» **EXERCISE INPUTS**
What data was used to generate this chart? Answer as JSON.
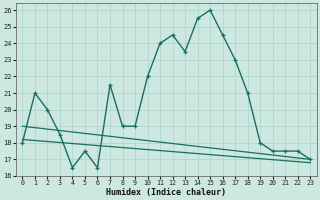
{
  "xlabel": "Humidex (Indice chaleur)",
  "xlim": [
    -0.5,
    23.5
  ],
  "ylim": [
    16,
    26.4
  ],
  "yticks": [
    16,
    17,
    18,
    19,
    20,
    21,
    22,
    23,
    24,
    25,
    26
  ],
  "xticks": [
    0,
    1,
    2,
    3,
    4,
    5,
    6,
    7,
    8,
    9,
    10,
    11,
    12,
    13,
    14,
    15,
    16,
    17,
    18,
    19,
    20,
    21,
    22,
    23
  ],
  "bg_color": "#cce8e0",
  "line_color": "#1a6e5e",
  "grid_color": "#b0d8ce",
  "series1_x": [
    0,
    1,
    2,
    3,
    4,
    5,
    6,
    7,
    8,
    9,
    10,
    11,
    12,
    13,
    14,
    15,
    16,
    17,
    18,
    19,
    20,
    21,
    22,
    23
  ],
  "series1_y": [
    18,
    21,
    20,
    18.5,
    16.5,
    17.5,
    16.5,
    21.5,
    19,
    19,
    22,
    24,
    24.5,
    23.5,
    25.5,
    26,
    24.5,
    23,
    21,
    18,
    17.5,
    17.5,
    17.5,
    17
  ],
  "series2_x": [
    0,
    23
  ],
  "series2_y": [
    19.0,
    17.0
  ],
  "series3_x": [
    0,
    23
  ],
  "series3_y": [
    18.2,
    16.8
  ]
}
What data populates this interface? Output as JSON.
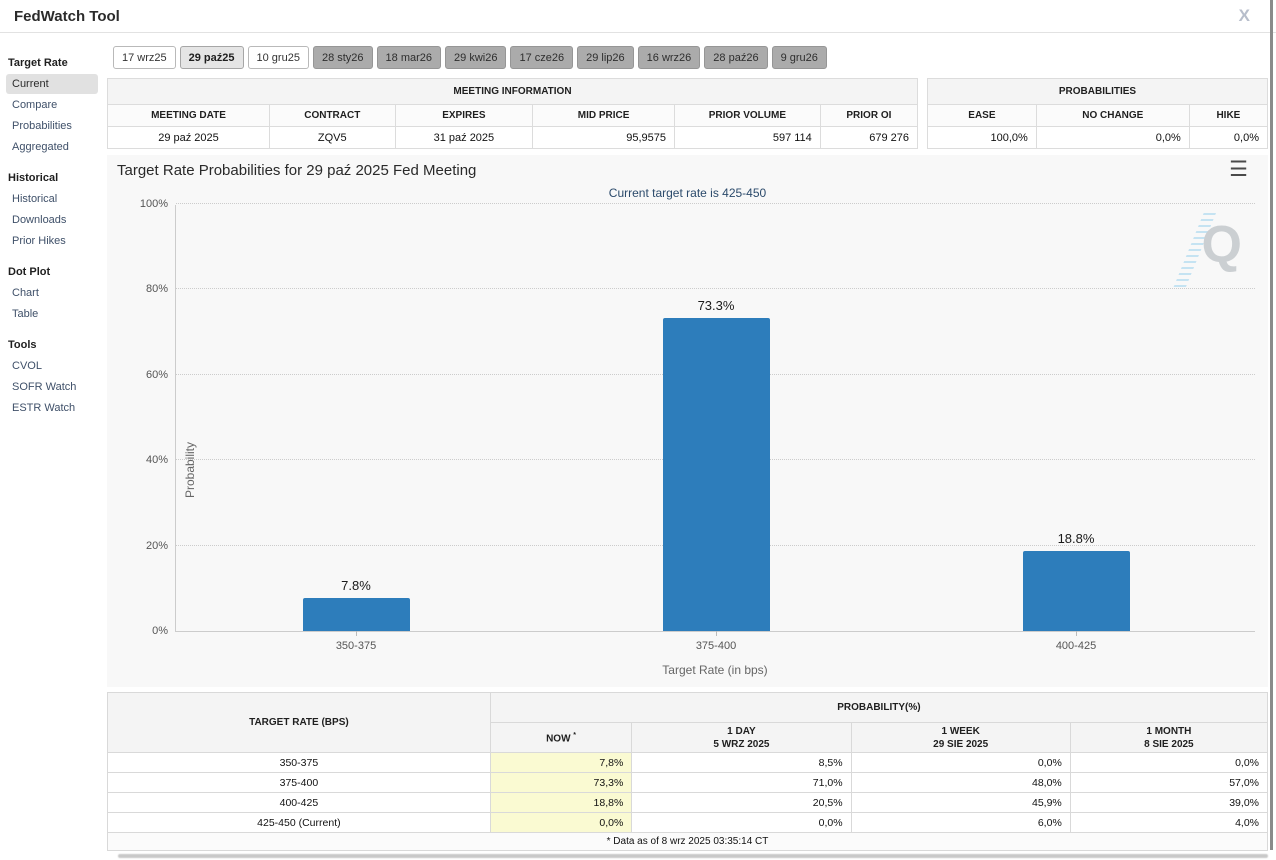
{
  "window": {
    "title": "FedWatch Tool",
    "close_icon": "X"
  },
  "sidebar": {
    "sections": [
      {
        "heading": "Target Rate",
        "items": [
          {
            "label": "Current",
            "selected": true
          },
          {
            "label": "Compare",
            "selected": false
          },
          {
            "label": "Probabilities",
            "selected": false
          },
          {
            "label": "Aggregated",
            "selected": false
          }
        ]
      },
      {
        "heading": "Historical",
        "items": [
          {
            "label": "Historical",
            "selected": false
          },
          {
            "label": "Downloads",
            "selected": false
          },
          {
            "label": "Prior Hikes",
            "selected": false
          }
        ]
      },
      {
        "heading": "Dot Plot",
        "items": [
          {
            "label": "Chart",
            "selected": false
          },
          {
            "label": "Table",
            "selected": false
          }
        ]
      },
      {
        "heading": "Tools",
        "items": [
          {
            "label": "CVOL",
            "selected": false
          },
          {
            "label": "SOFR Watch",
            "selected": false
          },
          {
            "label": "ESTR Watch",
            "selected": false
          }
        ]
      }
    ]
  },
  "date_tabs": [
    {
      "label": "17 wrz25",
      "style": "near"
    },
    {
      "label": "29 paź25",
      "style": "selected"
    },
    {
      "label": "10 gru25",
      "style": "near"
    },
    {
      "label": "28 sty26",
      "style": "far"
    },
    {
      "label": "18 mar26",
      "style": "far"
    },
    {
      "label": "29 kwi26",
      "style": "far"
    },
    {
      "label": "17 cze26",
      "style": "far"
    },
    {
      "label": "29 lip26",
      "style": "far"
    },
    {
      "label": "16 wrz26",
      "style": "far"
    },
    {
      "label": "28 paź26",
      "style": "far"
    },
    {
      "label": "9 gru26",
      "style": "far"
    }
  ],
  "meeting_info": {
    "title": "MEETING INFORMATION",
    "columns": [
      "MEETING DATE",
      "CONTRACT",
      "EXPIRES",
      "MID PRICE",
      "PRIOR VOLUME",
      "PRIOR OI"
    ],
    "values": [
      "29 paź 2025",
      "ZQV5",
      "31 paź 2025",
      "95,9575",
      "597 114",
      "679 276"
    ],
    "align": [
      "center",
      "center",
      "center",
      "right",
      "right",
      "right"
    ],
    "col_widths_pct": [
      20,
      15.5,
      17,
      17.5,
      18,
      12
    ]
  },
  "probabilities_summary": {
    "title": "PROBABILITIES",
    "columns": [
      "EASE",
      "NO CHANGE",
      "HIKE"
    ],
    "values": [
      "100,0%",
      "0,0%",
      "0,0%"
    ],
    "align": [
      "right",
      "right",
      "right"
    ],
    "col_widths_pct": [
      32,
      45,
      23
    ]
  },
  "chart_data": {
    "type": "bar",
    "title": "Target Rate Probabilities for 29 paź 2025 Fed Meeting",
    "subtitle": "Current target rate is 425-450",
    "categories": [
      "350-375",
      "375-400",
      "400-425"
    ],
    "values": [
      7.8,
      73.3,
      18.8
    ],
    "bar_labels": [
      "7.8%",
      "73.3%",
      "18.8%"
    ],
    "xlabel": "Target Rate (in bps)",
    "ylabel": "Probability",
    "ylim": [
      0,
      100
    ],
    "ytick_labels": [
      "0%",
      "20%",
      "40%",
      "60%",
      "80%",
      "100%"
    ],
    "grid": "horizontal dotted",
    "legend": "none",
    "bar_color": "#2d7dbb",
    "watermark": "Q"
  },
  "probability_table": {
    "row_header": "TARGET RATE (BPS)",
    "group_header": "PROBABILITY(%)",
    "columns": [
      {
        "label": "NOW",
        "date": "",
        "sup": "*"
      },
      {
        "label": "1 DAY",
        "date": "5 WRZ 2025",
        "sup": ""
      },
      {
        "label": "1 WEEK",
        "date": "29 SIE 2025",
        "sup": ""
      },
      {
        "label": "1 MONTH",
        "date": "8 SIE 2025",
        "sup": ""
      }
    ],
    "rows": [
      {
        "rate": "350-375",
        "cells": [
          "7,8%",
          "8,5%",
          "0,0%",
          "0,0%"
        ]
      },
      {
        "rate": "375-400",
        "cells": [
          "73,3%",
          "71,0%",
          "48,0%",
          "57,0%"
        ]
      },
      {
        "rate": "400-425",
        "cells": [
          "18,8%",
          "20,5%",
          "45,9%",
          "39,0%"
        ]
      },
      {
        "rate": "425-450 (Current)",
        "cells": [
          "0,0%",
          "0,0%",
          "6,0%",
          "4,0%"
        ]
      }
    ],
    "footnote": "* Data as of 8 wrz 2025 03:35:14 CT",
    "col_widths_pct": [
      33,
      12.2,
      18.9,
      18.9,
      17
    ]
  },
  "colors": {
    "bar": "#2d7dbb",
    "now_column_highlight": "#fafad2",
    "subtitle_text": "#2b4a6b",
    "sidebar_link": "#3f5069",
    "selected_item_bg": "#e1e1e1"
  }
}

» **STATED TASK**
Each line in the entries above that includes the string "Historical" should be extracted.

» **CORRECT RESULT**
        "heading": "Historical",
            "label": "Historical",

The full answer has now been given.